*DATA EXTRACT*.
━━━━

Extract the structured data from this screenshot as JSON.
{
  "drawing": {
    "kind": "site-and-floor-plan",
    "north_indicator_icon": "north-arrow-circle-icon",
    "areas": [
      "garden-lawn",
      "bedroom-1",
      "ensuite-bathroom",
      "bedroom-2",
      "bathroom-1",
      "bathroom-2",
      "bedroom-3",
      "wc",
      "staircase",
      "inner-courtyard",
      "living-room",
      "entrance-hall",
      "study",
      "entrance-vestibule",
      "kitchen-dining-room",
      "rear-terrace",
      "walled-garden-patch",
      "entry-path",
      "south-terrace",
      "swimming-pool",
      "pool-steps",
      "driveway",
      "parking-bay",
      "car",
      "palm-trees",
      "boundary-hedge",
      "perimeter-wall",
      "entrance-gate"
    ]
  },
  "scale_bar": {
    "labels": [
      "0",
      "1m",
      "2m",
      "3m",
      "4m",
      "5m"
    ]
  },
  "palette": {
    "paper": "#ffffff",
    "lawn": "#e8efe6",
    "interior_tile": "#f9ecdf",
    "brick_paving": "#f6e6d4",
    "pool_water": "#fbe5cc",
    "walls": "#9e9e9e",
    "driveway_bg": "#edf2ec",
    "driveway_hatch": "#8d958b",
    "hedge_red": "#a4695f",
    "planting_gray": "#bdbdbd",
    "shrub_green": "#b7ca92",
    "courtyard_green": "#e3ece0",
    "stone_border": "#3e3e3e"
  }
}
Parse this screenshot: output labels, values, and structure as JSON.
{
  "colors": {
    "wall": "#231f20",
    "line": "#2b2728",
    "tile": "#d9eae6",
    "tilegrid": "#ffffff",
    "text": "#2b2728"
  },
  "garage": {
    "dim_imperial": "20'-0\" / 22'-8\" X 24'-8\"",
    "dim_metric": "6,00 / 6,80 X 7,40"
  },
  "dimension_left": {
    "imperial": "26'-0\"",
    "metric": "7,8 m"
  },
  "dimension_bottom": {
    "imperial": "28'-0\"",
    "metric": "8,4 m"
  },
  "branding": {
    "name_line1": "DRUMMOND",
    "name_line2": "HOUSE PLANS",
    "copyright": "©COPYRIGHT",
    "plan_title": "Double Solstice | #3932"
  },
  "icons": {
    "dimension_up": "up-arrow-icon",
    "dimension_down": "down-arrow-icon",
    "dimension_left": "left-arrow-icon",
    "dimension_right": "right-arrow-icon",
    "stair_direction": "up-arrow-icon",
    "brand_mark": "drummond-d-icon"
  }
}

━━━━

*PROBLEM DESCRIPTION*. Quote each line of the listing above exactly.

*RESULT OF THIS TASK*.
Extract the structured data from this screenshot as JSON.
{
  "drawing": {
    "kind": "site-and-floor-plan",
    "north_indicator_icon": "north-arrow-circle-icon",
    "areas": [
      "garden-lawn",
      "bedroom-1",
      "ensuite-bathroom",
      "bedroom-2",
      "bathroom-1",
      "bathroom-2",
      "bedroom-3",
      "wc",
      "staircase",
      "inner-courtyard",
      "living-room",
      "entrance-hall",
      "study",
      "entrance-vestibule",
      "kitchen-dining-room",
      "rear-terrace",
      "walled-garden-patch",
      "entry-path",
      "south-terrace",
      "swimming-pool",
      "pool-steps",
      "driveway",
      "parking-bay",
      "car",
      "palm-trees",
      "boundary-hedge",
      "perimeter-wall",
      "entrance-gate"
    ]
  },
  "scale_bar": {
    "labels": [
      "0",
      "1m",
      "2m",
      "3m",
      "4m",
      "5m"
    ]
  },
  "palette": {
    "paper": "#ffffff",
    "lawn": "#e8efe6",
    "interior_tile": "#f9ecdf",
    "brick_paving": "#f6e6d4",
    "pool_water": "#fbe5cc",
    "walls": "#9e9e9e",
    "driveway_bg": "#edf2ec",
    "driveway_hatch": "#8d958b",
    "hedge_red": "#a4695f",
    "planting_gray": "#bdbdbd",
    "shrub_green": "#b7ca92",
    "courtyard_green": "#e3ece0",
    "stone_border": "#3e3e3e"
  }
}
Parse this screenshot: output labels, values, and structure as JSON.
{
  "colors": {
    "wall": "#231f20",
    "line": "#2b2728",
    "tile": "#d9eae6",
    "tilegrid": "#ffffff",
    "text": "#2b2728"
  },
  "garage": {
    "dim_imperial": "20'-0\" / 22'-8\" X 24'-8\"",
    "dim_metric": "6,00 / 6,80 X 7,40"
  },
  "dimension_left": {
    "imperial": "26'-0\"",
    "metric": "7,8 m"
  },
  "dimension_bottom": {
    "imperial": "28'-0\"",
    "metric": "8,4 m"
  },
  "branding": {
    "name_line1": "DRUMMOND",
    "name_line2": "HOUSE PLANS",
    "copyright": "©COPYRIGHT",
    "plan_title": "Double Solstice | #3932"
  },
  "icons": {
    "dimension_up": "up-arrow-icon",
    "dimension_down": "down-arrow-icon",
    "dimension_left": "left-arrow-icon",
    "dimension_right": "right-arrow-icon",
    "stair_direction": "up-arrow-icon",
    "brand_mark": "drummond-d-icon"
  }
}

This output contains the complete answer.